→ **MATERIAL PROVIDED**

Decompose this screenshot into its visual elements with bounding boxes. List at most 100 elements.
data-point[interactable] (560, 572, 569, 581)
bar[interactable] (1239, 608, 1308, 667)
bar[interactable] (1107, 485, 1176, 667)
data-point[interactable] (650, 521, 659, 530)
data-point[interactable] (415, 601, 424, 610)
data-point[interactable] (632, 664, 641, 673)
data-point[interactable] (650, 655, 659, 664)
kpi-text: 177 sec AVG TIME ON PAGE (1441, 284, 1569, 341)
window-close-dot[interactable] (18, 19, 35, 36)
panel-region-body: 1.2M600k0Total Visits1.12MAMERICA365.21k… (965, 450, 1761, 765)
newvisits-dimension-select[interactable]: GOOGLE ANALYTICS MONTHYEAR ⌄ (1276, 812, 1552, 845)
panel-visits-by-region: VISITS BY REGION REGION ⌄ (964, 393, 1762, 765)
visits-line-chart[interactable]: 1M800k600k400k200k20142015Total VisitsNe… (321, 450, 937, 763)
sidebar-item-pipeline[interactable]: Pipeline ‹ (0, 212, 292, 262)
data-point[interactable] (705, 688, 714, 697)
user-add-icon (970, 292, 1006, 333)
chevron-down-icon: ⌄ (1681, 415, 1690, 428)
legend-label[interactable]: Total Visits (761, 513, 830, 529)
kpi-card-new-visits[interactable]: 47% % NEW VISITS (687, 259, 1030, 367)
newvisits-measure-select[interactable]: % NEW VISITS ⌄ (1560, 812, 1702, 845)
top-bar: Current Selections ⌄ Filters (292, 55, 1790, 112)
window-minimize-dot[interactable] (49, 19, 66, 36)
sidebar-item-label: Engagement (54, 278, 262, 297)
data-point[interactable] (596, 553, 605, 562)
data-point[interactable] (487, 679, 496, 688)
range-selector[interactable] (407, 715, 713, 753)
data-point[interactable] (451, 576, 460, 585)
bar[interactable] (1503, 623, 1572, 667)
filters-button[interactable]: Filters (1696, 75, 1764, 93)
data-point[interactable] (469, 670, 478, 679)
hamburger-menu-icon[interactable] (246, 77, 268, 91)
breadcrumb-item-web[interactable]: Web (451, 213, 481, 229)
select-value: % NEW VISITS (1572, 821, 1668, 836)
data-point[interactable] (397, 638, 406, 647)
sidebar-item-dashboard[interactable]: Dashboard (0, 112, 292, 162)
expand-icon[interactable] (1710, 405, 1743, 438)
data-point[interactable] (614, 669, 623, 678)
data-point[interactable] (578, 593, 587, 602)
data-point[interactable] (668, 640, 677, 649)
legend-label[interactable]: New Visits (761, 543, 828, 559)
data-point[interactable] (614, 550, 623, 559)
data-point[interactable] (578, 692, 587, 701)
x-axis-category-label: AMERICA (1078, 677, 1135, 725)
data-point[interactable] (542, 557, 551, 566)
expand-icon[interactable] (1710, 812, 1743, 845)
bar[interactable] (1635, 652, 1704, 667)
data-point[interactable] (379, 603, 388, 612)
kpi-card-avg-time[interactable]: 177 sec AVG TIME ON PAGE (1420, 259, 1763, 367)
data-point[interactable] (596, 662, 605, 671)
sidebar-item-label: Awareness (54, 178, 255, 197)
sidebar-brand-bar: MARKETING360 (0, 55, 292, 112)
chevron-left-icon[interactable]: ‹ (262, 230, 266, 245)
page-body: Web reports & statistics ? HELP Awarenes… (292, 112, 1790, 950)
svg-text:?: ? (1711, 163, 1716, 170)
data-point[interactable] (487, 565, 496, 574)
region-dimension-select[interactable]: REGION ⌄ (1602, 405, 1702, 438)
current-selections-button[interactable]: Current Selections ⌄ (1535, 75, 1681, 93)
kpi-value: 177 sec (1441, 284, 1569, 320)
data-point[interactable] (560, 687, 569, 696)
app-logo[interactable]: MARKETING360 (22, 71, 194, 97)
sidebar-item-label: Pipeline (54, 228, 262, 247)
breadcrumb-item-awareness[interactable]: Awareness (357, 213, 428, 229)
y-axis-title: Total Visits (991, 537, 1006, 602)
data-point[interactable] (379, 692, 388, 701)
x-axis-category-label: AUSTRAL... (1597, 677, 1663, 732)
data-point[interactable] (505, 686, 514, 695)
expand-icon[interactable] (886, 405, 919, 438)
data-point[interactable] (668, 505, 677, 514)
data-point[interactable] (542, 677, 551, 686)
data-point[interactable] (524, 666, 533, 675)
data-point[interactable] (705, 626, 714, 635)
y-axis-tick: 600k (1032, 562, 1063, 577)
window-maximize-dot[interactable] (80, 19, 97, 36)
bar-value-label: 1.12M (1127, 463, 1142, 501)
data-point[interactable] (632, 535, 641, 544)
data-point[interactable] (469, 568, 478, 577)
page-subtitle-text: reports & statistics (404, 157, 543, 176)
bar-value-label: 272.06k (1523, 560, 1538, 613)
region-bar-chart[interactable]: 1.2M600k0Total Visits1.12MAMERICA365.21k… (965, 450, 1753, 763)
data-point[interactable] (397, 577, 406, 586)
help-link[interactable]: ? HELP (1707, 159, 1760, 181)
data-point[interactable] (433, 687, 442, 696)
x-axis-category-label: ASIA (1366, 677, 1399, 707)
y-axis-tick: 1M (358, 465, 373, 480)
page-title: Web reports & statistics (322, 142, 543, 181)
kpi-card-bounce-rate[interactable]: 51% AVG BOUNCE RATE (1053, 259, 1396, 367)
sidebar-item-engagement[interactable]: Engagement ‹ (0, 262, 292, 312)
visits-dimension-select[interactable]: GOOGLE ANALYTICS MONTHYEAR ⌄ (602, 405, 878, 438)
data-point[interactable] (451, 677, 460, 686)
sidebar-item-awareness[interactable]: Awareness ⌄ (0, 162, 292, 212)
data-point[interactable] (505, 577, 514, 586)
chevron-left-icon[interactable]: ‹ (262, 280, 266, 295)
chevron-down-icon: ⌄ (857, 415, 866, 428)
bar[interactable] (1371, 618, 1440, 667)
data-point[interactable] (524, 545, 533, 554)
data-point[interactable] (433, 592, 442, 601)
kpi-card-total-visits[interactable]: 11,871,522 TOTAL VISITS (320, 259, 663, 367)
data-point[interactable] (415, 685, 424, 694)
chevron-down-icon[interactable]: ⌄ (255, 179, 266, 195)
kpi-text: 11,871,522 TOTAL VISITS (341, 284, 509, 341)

→ **THE TASK**
Gather each line of the material above that contains the string "left", and copy it out in full. Case counts when matching.

→ **FINISHED EXERCISE**
chevron-left-icon[interactable]: ‹ (262, 230, 266, 245)
chevron-left-icon[interactable]: ‹ (262, 280, 266, 295)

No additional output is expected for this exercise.